**Instructions to follow**
Search the material for the string "JSON" and copy each line where it occurs.
***** Records to process
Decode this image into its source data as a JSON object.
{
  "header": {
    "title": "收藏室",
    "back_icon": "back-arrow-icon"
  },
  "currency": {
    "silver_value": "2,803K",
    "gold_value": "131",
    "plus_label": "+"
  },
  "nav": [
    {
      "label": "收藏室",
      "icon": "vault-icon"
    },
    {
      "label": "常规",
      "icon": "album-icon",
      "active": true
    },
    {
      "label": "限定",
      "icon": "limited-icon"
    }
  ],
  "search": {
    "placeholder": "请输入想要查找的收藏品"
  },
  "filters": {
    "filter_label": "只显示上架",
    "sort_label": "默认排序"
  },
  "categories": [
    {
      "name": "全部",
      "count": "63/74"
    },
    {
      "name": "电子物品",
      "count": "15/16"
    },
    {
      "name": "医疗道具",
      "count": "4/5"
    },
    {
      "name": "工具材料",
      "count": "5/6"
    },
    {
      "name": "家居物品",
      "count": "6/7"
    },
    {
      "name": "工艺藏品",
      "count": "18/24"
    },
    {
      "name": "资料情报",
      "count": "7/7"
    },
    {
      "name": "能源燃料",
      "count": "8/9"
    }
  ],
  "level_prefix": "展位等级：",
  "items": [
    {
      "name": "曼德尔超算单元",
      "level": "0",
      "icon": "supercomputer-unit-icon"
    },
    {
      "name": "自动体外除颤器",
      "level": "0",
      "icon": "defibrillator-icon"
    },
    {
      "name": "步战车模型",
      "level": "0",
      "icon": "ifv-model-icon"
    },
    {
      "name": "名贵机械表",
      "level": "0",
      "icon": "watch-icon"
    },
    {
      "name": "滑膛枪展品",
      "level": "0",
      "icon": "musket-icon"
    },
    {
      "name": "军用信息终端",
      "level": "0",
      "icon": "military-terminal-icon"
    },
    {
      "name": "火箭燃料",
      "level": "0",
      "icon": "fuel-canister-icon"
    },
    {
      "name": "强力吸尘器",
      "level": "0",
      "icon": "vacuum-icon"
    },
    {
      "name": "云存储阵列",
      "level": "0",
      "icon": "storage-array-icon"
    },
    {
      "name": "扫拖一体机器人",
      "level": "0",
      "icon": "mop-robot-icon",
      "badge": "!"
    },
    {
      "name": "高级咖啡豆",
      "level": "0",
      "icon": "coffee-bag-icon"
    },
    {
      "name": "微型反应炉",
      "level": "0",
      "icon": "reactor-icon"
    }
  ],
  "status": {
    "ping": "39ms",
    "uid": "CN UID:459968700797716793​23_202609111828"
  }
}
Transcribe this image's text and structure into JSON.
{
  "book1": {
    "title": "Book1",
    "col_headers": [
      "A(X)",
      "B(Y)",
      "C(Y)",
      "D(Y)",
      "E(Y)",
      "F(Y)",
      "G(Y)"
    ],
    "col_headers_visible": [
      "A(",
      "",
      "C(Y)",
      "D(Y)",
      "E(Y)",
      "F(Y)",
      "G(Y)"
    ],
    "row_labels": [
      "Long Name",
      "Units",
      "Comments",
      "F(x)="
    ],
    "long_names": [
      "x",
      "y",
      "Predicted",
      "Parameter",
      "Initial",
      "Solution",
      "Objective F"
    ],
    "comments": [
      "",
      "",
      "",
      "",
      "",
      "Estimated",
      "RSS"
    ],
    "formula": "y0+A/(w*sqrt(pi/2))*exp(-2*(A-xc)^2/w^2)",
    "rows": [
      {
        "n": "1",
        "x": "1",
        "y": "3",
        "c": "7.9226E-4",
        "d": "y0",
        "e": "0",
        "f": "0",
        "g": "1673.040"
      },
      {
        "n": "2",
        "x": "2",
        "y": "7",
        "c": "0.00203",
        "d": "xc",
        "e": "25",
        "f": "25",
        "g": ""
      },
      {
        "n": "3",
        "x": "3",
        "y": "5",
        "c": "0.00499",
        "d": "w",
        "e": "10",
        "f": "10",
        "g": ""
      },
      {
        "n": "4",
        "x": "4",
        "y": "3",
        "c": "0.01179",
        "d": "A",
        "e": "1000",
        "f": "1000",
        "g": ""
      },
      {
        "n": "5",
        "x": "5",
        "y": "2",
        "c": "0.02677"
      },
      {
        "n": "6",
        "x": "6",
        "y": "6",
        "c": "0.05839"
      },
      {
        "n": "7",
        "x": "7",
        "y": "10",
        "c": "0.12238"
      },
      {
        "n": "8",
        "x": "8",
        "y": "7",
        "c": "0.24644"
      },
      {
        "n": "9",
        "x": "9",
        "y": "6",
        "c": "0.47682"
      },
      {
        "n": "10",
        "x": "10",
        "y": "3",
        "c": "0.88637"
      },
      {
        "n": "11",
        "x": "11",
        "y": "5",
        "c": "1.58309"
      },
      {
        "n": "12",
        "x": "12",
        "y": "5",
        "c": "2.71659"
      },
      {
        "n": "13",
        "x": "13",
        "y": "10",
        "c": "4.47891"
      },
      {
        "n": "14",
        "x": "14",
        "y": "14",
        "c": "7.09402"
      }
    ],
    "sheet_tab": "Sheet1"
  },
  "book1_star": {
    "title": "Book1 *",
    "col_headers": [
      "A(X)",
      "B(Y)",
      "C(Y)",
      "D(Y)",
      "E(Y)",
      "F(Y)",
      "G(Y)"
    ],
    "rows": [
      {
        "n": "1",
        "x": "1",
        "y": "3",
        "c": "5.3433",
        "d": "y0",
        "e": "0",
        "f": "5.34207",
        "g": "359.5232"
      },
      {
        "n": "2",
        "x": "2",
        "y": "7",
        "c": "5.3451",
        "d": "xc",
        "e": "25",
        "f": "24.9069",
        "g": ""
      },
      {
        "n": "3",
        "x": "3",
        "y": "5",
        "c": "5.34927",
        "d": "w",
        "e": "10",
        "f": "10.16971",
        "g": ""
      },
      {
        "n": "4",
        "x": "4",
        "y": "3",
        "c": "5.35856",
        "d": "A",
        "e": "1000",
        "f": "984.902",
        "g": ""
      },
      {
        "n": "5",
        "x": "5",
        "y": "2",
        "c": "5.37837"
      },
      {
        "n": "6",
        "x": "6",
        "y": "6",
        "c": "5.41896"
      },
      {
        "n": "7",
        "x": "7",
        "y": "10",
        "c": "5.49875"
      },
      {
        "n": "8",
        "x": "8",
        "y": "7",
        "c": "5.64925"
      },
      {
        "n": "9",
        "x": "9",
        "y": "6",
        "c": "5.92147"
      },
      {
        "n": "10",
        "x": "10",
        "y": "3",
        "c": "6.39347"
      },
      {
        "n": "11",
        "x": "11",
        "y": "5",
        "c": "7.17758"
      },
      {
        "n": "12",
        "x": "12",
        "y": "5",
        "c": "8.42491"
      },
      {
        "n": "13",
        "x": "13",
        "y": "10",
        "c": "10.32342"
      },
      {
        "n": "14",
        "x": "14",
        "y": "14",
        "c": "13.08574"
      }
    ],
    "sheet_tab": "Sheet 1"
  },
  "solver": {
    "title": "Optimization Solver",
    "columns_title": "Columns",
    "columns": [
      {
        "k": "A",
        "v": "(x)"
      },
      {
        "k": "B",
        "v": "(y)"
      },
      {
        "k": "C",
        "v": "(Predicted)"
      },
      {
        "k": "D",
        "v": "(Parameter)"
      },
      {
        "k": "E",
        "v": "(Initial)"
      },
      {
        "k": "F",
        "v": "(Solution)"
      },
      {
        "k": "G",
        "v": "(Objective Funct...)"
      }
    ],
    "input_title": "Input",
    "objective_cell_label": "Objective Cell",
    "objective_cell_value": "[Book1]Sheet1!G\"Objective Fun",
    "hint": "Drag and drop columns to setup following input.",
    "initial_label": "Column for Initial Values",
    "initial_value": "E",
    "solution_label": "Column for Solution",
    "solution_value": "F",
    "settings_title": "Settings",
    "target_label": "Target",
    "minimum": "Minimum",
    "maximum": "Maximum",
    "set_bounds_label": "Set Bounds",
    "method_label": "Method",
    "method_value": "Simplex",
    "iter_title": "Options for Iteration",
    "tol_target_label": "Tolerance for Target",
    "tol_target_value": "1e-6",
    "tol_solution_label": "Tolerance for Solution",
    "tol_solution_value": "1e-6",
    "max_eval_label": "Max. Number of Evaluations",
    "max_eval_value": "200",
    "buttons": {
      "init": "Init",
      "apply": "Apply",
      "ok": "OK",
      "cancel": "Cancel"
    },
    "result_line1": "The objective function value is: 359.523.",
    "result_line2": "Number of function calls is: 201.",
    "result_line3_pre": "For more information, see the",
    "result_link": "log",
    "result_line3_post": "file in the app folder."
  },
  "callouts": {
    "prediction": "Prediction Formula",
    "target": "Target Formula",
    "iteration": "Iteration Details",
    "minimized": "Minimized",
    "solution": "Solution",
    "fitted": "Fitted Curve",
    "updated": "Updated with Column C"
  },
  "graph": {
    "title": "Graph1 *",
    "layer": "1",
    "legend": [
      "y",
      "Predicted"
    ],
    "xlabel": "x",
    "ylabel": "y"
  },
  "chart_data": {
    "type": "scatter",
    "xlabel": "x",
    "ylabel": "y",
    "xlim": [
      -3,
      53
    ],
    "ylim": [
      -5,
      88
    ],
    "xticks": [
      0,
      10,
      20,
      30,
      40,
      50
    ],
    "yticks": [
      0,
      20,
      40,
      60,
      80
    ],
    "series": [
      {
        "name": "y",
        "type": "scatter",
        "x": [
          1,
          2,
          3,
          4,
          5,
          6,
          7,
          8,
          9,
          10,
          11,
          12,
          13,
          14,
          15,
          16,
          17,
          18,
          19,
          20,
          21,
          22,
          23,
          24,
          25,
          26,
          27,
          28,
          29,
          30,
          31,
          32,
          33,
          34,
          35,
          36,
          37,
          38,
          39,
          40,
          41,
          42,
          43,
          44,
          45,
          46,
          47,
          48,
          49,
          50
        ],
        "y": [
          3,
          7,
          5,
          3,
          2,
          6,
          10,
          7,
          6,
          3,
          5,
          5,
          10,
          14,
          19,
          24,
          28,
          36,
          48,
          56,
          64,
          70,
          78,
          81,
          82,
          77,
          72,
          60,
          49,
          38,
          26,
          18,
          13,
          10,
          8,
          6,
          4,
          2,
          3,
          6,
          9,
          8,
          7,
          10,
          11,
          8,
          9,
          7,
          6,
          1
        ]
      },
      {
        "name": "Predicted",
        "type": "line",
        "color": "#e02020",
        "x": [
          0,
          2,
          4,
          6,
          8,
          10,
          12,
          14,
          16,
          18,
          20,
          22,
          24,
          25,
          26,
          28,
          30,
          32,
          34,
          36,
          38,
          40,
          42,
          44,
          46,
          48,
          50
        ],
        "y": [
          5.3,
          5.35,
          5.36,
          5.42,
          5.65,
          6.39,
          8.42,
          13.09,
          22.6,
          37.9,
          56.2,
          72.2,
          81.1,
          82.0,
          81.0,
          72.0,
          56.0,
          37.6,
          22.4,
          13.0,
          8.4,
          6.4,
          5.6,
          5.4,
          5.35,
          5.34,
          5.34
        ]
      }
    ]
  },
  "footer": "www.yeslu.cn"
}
**********
**Final result**
Decode this image into its source data as a JSON object.
Transcribe this image's text and structure into JSON.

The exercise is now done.